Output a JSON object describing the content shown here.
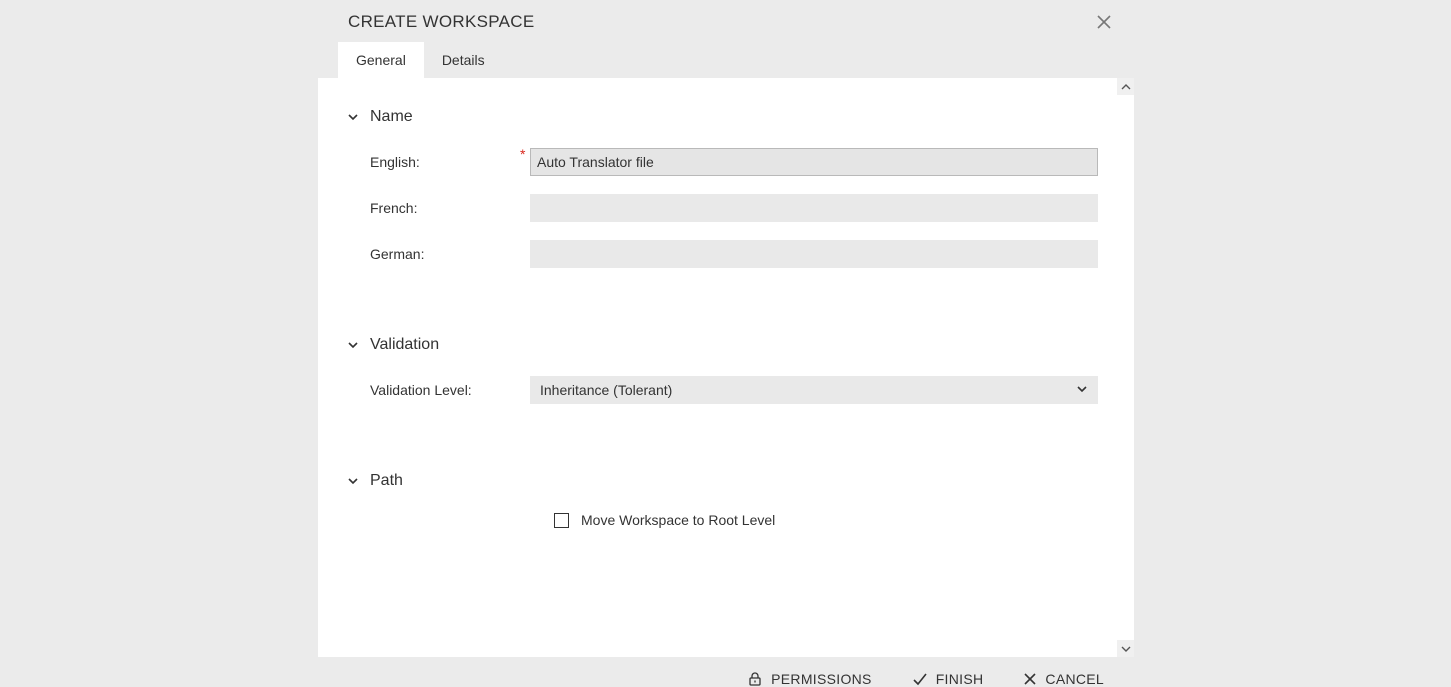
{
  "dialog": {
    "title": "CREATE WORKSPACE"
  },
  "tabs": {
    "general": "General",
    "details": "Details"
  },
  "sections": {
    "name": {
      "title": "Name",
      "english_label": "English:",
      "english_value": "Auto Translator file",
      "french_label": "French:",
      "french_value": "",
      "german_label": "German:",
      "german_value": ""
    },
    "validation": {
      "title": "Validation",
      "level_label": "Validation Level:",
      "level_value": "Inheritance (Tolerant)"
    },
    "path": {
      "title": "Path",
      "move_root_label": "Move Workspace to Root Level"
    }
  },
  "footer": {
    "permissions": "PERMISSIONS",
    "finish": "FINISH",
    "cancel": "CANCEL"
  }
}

++++++++

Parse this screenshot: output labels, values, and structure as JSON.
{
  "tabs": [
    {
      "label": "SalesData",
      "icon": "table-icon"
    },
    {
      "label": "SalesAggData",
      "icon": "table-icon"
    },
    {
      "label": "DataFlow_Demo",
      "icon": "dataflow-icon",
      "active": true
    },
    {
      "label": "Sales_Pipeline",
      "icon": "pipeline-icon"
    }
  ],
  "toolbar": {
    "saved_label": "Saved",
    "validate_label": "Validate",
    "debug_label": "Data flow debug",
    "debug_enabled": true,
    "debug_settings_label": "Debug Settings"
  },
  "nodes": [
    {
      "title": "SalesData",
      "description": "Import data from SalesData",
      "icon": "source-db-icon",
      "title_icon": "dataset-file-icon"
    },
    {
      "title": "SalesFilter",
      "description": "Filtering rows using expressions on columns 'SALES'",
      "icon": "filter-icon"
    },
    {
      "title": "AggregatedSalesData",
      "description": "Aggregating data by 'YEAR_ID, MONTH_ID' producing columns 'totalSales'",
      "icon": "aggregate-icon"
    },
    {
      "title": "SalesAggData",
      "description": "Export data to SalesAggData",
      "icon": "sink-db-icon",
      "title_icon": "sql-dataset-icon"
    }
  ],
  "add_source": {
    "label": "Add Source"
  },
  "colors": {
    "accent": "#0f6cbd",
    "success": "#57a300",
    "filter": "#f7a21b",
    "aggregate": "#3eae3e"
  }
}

++++++++

### Your objective
Give the count of lines in the listing above that include "icon", with no other words.

### The answer
10